╭─ Raw records

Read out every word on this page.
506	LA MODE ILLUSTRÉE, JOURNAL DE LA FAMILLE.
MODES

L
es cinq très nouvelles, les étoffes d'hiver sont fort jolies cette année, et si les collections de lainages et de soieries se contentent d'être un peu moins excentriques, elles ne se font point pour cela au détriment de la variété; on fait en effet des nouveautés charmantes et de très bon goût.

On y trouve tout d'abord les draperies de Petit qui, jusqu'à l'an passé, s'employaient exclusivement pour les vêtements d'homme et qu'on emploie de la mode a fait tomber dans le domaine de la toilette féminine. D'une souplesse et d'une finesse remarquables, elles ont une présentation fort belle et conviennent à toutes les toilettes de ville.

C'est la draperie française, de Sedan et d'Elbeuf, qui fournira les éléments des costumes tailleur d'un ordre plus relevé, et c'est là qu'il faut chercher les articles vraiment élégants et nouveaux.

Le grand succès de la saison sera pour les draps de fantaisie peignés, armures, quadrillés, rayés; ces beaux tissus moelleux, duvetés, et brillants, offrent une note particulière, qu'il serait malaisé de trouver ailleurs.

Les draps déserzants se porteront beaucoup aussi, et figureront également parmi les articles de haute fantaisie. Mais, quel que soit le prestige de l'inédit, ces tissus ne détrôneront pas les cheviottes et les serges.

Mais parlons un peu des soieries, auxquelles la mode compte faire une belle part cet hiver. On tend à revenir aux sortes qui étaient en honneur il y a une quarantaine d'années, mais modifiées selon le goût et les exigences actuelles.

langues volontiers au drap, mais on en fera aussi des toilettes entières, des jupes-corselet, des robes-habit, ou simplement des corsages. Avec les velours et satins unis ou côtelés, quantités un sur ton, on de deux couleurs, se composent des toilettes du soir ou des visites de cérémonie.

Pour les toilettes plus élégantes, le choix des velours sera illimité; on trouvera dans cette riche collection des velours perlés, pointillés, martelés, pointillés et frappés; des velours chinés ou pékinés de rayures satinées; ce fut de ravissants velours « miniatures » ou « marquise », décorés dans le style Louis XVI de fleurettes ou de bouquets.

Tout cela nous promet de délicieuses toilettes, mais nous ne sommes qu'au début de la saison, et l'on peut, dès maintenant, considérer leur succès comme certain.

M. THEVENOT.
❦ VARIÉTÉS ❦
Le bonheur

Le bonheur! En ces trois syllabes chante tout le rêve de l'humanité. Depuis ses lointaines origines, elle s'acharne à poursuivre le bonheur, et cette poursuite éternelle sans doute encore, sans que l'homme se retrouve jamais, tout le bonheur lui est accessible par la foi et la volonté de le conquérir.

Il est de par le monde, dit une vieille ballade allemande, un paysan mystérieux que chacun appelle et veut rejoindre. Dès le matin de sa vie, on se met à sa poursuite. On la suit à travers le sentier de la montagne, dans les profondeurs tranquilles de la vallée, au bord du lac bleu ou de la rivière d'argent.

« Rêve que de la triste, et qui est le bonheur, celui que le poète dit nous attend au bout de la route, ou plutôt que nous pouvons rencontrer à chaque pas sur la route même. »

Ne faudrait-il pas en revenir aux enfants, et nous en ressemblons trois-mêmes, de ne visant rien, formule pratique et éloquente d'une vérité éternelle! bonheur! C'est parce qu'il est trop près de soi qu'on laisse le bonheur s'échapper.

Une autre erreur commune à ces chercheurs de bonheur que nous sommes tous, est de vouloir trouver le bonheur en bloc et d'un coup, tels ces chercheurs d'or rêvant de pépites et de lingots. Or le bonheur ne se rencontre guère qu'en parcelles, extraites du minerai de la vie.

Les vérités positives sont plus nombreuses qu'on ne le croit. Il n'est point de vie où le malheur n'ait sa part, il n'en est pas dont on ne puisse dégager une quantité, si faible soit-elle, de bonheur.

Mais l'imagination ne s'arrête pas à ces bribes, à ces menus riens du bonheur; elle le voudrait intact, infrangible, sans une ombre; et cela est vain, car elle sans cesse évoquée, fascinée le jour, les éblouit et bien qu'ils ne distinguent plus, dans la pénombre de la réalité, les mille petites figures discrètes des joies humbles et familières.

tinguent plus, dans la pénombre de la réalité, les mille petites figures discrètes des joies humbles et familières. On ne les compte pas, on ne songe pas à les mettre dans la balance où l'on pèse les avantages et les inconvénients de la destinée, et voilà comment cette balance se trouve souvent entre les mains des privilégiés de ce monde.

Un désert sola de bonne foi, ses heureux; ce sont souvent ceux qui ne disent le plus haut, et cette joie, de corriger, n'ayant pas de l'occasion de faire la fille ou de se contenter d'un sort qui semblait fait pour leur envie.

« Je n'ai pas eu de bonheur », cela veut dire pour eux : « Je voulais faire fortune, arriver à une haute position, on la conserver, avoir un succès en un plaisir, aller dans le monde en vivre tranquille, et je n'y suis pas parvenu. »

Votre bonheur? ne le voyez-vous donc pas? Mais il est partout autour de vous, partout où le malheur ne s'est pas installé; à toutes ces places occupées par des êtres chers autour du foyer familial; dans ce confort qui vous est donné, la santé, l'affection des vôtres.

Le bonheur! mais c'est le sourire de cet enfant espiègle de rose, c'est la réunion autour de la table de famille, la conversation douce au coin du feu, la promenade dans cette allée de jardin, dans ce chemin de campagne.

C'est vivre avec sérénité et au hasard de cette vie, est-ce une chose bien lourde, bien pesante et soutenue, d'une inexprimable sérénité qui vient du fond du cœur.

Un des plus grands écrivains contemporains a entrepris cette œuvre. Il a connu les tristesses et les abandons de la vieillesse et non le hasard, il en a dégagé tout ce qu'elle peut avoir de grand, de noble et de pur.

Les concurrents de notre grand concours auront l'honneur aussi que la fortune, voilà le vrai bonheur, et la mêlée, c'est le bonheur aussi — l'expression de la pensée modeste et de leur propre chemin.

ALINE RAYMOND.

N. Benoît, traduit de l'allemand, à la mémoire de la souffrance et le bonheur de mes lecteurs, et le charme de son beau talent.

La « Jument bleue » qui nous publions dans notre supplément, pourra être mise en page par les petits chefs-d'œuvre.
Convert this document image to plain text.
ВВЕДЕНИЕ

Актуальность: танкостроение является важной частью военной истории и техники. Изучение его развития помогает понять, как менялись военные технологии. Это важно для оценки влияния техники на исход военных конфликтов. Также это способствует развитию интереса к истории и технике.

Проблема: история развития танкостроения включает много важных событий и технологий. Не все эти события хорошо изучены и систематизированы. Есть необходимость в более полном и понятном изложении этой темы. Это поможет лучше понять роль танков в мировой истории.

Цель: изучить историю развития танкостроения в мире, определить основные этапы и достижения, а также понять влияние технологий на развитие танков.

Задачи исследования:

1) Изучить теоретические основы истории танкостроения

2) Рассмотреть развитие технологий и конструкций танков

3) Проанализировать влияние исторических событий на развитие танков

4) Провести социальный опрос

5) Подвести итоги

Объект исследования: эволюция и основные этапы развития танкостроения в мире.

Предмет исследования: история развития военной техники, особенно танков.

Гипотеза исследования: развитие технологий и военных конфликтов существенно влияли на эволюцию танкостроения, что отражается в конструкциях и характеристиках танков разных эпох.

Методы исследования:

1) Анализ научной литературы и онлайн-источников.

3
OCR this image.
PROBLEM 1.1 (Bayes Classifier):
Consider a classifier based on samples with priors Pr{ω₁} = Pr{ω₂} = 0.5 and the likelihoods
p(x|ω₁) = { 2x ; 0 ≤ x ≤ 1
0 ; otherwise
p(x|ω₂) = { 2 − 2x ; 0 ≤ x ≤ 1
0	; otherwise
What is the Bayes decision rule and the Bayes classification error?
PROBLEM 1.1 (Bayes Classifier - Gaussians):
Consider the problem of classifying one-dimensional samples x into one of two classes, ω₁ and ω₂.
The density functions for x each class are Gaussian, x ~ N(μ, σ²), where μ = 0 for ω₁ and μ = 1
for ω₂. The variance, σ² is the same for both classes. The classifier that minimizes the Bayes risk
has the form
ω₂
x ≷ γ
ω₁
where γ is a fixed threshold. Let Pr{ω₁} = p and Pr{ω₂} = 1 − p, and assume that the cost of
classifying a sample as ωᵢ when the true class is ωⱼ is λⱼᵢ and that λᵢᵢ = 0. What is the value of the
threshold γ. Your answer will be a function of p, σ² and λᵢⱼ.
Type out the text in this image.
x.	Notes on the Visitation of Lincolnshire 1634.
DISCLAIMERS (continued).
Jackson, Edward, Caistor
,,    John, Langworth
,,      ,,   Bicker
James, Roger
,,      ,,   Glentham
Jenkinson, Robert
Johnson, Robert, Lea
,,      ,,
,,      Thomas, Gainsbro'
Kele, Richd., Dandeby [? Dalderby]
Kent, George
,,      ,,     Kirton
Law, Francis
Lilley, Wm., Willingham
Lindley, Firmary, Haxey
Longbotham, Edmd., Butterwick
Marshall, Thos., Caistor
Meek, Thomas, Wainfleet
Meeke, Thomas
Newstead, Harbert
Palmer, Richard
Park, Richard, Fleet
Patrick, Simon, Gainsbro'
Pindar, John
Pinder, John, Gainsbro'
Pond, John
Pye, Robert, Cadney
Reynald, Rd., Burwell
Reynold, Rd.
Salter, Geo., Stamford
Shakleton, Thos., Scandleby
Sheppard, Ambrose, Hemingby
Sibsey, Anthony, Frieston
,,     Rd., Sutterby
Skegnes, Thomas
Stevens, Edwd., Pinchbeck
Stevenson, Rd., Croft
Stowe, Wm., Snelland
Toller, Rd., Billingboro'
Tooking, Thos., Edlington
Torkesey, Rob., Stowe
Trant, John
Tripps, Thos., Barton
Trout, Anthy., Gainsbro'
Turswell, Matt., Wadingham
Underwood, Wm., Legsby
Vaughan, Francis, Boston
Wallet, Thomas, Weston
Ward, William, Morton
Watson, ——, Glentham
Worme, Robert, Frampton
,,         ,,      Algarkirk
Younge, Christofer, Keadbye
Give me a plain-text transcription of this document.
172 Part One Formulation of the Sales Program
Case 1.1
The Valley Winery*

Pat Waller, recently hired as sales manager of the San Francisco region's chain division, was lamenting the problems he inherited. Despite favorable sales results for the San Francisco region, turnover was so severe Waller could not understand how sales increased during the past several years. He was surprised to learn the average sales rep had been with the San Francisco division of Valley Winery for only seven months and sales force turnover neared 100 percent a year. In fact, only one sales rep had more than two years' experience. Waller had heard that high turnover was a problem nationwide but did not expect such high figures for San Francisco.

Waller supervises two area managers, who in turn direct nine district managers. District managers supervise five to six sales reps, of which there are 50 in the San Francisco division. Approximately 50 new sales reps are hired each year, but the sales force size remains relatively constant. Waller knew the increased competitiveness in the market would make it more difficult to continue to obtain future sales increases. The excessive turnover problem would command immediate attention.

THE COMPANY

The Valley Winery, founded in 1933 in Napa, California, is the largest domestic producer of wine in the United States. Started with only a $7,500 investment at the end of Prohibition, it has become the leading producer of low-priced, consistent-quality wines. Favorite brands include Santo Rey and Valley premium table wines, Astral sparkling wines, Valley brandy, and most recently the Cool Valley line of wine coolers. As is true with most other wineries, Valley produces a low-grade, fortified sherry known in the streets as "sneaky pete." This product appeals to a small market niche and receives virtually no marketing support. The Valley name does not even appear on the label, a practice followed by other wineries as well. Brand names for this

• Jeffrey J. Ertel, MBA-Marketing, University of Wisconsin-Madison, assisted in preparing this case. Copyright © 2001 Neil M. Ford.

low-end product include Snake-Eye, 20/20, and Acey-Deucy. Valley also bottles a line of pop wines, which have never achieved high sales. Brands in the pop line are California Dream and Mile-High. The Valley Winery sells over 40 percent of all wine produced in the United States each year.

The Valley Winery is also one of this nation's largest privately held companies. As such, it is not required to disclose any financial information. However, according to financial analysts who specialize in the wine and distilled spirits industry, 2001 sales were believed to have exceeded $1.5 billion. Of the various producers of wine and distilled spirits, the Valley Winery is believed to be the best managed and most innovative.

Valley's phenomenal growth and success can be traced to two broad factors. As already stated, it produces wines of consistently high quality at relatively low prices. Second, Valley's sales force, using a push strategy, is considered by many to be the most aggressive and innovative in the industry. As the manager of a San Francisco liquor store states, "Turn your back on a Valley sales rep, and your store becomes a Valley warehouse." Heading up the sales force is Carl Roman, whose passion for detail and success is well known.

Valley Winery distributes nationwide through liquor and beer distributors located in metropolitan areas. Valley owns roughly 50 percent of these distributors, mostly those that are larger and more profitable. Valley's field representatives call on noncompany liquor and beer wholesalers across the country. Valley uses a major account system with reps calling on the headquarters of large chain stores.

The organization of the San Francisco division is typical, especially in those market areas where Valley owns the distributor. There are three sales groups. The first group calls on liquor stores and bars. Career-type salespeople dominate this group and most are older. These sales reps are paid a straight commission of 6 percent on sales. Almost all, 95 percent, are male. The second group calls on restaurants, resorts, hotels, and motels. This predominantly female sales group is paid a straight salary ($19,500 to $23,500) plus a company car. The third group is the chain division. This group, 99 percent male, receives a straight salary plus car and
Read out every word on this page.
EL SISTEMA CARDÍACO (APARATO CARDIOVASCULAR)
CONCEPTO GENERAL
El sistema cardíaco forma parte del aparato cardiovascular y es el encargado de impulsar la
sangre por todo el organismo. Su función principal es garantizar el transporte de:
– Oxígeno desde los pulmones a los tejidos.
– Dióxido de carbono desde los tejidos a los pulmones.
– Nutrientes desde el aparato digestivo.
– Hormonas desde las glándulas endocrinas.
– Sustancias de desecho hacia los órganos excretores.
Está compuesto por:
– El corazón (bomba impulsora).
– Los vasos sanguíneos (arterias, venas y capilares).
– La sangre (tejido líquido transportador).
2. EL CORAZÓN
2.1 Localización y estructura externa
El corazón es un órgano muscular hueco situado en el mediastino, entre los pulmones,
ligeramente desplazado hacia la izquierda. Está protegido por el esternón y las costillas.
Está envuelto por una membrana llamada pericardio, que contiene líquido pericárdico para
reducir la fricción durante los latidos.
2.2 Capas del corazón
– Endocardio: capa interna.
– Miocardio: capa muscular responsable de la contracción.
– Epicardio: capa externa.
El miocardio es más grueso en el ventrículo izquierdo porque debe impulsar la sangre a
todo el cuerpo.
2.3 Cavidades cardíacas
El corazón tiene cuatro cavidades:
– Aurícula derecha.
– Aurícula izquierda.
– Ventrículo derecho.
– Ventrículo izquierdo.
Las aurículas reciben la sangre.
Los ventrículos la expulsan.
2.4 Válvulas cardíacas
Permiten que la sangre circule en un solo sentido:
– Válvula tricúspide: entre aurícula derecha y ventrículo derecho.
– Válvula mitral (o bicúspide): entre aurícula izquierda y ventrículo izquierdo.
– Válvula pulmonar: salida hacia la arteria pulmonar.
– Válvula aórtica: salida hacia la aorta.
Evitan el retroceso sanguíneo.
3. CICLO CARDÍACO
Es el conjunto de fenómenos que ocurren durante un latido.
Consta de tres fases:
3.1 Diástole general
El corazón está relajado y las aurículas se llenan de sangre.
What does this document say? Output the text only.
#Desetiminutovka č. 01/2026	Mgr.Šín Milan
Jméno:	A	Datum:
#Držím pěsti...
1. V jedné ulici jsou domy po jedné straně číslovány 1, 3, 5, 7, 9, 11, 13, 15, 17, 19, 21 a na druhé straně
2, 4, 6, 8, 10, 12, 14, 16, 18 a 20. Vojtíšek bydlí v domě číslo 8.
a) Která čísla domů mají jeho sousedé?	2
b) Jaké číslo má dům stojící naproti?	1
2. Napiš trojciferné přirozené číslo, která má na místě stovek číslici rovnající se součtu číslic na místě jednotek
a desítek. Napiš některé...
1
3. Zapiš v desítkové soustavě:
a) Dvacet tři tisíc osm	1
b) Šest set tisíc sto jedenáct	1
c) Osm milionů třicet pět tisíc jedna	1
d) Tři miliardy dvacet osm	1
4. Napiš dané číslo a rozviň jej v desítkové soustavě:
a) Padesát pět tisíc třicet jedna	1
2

╰─

» What this task involves
Every line of the listing that holds "autour" should be found and copied.

» Response for this exercise
Votre bonheur? ne le voyez-vous donc pas? Mais il est partout autour de vous, partout où le malheur ne s'est pas installé; à toutes ces places occupées par des êtres chers autour du foyer familial; dans ce confort qui vous est donné, la santé, l'affection des vôtres.
Le bonheur! mais c'est le sourire de cet enfant espiègle de rose, c'est la réunion autour de la table de famille, la conversation douce au coin du feu, la promenade dans cette allée de jardin, dans ce chemin de campagne.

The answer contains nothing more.